What is expected >>
Reading the records beneath this task, work out how many lines contain the word "letter" and reply with only that number.

*** Opening Recorded data ***

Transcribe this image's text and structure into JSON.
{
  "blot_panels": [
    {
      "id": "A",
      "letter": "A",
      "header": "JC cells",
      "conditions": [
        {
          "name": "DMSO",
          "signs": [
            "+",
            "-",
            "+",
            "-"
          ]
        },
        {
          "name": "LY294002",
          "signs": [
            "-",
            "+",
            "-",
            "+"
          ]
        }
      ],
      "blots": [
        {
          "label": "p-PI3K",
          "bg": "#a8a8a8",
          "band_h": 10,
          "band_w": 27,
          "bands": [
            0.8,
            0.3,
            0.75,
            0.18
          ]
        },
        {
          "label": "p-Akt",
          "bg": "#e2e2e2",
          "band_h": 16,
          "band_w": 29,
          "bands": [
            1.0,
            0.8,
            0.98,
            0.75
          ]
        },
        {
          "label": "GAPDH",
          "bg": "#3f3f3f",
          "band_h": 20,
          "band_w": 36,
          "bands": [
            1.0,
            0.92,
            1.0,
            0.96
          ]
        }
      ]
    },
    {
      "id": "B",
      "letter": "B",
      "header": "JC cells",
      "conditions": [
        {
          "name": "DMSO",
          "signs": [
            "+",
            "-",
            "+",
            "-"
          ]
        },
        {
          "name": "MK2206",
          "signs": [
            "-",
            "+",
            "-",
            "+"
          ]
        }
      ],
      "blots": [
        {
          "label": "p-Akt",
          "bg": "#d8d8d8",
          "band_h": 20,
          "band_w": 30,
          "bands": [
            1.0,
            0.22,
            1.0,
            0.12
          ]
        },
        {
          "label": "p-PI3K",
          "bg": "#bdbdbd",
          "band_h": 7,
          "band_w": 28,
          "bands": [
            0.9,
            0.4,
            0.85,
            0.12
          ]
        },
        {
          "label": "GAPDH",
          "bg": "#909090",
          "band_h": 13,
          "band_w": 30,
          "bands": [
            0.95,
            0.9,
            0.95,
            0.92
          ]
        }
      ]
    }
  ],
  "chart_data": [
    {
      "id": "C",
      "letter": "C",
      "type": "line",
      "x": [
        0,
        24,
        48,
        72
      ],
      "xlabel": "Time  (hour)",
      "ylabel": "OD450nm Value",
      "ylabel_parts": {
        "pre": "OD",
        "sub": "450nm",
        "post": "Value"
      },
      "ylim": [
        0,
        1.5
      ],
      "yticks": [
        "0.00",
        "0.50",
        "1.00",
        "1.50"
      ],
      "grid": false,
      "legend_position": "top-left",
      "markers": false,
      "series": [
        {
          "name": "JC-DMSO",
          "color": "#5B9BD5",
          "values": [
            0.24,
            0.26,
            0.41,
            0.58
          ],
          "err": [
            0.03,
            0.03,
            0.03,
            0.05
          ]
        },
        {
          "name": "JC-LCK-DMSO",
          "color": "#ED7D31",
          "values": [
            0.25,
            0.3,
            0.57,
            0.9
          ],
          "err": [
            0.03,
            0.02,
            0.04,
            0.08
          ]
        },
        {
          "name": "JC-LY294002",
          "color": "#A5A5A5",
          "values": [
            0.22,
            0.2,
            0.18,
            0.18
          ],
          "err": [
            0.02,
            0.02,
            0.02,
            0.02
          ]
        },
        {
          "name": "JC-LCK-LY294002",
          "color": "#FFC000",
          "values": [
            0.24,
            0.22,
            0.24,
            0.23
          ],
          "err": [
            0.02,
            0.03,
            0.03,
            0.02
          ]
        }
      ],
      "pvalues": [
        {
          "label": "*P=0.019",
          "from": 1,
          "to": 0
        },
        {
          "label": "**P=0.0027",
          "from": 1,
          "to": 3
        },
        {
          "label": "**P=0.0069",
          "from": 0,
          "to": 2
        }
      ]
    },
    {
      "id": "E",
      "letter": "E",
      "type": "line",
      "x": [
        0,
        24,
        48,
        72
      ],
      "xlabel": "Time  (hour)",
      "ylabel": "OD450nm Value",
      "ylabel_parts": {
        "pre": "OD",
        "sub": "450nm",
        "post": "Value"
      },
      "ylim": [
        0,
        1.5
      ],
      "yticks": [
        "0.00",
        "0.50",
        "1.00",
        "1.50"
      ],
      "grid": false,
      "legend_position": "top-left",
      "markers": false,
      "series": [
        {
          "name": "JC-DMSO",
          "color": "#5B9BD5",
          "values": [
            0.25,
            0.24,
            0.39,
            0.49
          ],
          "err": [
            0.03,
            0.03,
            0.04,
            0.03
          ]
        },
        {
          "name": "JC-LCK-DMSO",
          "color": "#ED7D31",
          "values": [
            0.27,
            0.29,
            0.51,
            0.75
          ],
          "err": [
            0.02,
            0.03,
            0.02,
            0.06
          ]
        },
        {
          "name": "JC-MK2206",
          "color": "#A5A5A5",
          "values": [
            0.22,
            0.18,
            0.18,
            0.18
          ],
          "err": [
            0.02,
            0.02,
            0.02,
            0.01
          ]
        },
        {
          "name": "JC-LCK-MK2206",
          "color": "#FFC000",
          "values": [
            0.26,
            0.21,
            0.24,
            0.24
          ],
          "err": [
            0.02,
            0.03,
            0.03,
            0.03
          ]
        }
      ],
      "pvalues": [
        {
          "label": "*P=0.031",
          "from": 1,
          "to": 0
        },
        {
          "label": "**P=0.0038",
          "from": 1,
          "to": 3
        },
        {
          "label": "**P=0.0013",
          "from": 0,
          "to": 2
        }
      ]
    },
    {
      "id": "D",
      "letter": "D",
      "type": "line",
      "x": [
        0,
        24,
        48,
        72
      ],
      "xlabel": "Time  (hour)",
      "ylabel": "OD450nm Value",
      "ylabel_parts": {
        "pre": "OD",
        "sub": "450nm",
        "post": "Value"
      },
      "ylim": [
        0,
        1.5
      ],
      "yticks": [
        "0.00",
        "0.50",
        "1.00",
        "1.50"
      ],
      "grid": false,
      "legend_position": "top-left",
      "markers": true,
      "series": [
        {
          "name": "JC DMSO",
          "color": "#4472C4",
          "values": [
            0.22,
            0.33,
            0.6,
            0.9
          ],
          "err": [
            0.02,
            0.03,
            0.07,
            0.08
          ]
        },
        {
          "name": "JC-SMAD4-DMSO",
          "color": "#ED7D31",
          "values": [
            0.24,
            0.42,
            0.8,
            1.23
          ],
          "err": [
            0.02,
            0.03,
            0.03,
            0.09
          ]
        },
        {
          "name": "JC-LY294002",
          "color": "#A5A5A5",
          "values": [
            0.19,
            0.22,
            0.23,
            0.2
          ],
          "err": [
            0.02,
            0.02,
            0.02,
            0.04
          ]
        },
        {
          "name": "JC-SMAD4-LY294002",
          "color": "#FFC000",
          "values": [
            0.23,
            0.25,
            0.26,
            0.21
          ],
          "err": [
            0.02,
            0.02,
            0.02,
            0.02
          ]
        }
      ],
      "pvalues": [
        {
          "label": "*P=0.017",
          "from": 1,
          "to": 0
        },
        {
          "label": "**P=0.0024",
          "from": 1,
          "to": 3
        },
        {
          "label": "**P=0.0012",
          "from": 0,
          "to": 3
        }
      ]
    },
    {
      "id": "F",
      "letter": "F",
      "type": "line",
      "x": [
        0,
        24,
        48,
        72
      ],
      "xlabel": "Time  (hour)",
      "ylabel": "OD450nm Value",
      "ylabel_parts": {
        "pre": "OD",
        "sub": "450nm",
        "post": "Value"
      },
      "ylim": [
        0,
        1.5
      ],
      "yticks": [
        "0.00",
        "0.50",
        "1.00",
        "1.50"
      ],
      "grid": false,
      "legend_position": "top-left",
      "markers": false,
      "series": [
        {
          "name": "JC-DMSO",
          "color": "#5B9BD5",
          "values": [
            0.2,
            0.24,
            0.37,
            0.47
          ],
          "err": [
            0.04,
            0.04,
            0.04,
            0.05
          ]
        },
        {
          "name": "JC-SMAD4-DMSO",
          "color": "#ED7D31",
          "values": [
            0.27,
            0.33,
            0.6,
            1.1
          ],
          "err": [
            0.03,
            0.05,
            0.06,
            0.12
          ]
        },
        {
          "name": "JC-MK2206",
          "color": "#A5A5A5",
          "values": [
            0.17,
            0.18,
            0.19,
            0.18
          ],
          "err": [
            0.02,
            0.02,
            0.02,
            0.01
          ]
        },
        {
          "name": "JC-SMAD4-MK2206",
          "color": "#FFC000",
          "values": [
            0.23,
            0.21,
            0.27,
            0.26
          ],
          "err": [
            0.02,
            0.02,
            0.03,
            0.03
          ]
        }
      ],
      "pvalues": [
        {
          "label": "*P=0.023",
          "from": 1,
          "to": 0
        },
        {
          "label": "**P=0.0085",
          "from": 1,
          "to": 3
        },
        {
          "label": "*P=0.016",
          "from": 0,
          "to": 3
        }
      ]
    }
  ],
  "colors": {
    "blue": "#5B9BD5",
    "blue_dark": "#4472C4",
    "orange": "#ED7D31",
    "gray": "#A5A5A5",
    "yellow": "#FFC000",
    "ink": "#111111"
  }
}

*** Closing Recorded data ***

Final answer >>
6